Written request: Gather up all lines that carry the word "JSON".

Entries with figure data:
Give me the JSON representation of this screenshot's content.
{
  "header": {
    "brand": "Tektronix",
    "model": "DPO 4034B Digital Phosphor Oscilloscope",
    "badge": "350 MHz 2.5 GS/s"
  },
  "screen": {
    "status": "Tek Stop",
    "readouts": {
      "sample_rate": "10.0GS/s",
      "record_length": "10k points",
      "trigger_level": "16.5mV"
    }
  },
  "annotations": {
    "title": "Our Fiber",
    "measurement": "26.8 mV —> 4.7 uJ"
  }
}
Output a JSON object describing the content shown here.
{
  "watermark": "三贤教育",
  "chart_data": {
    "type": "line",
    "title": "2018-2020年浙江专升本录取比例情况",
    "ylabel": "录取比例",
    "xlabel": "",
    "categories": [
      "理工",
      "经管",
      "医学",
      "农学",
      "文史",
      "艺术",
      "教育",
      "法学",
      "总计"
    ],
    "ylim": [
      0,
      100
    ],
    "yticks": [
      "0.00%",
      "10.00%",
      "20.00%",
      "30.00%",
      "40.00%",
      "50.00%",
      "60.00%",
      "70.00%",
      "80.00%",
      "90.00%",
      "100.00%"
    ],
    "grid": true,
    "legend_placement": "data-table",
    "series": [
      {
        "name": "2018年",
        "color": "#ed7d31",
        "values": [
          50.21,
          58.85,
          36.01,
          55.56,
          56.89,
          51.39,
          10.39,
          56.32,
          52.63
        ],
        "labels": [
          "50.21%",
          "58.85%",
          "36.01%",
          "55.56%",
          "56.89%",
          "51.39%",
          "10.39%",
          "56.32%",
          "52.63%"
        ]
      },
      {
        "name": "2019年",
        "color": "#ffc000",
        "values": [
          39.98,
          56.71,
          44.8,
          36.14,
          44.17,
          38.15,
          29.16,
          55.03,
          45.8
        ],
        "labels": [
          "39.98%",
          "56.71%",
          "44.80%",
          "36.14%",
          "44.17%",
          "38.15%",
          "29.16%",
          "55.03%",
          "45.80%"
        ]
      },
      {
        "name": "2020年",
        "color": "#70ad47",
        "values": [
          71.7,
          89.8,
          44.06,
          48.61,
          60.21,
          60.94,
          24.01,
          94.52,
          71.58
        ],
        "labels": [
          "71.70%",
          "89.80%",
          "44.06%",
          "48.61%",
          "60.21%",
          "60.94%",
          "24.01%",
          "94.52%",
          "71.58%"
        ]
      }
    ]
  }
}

Solution to this task:
Give me the JSON representation of this screenshot's content.
Output a JSON object describing the content shown here.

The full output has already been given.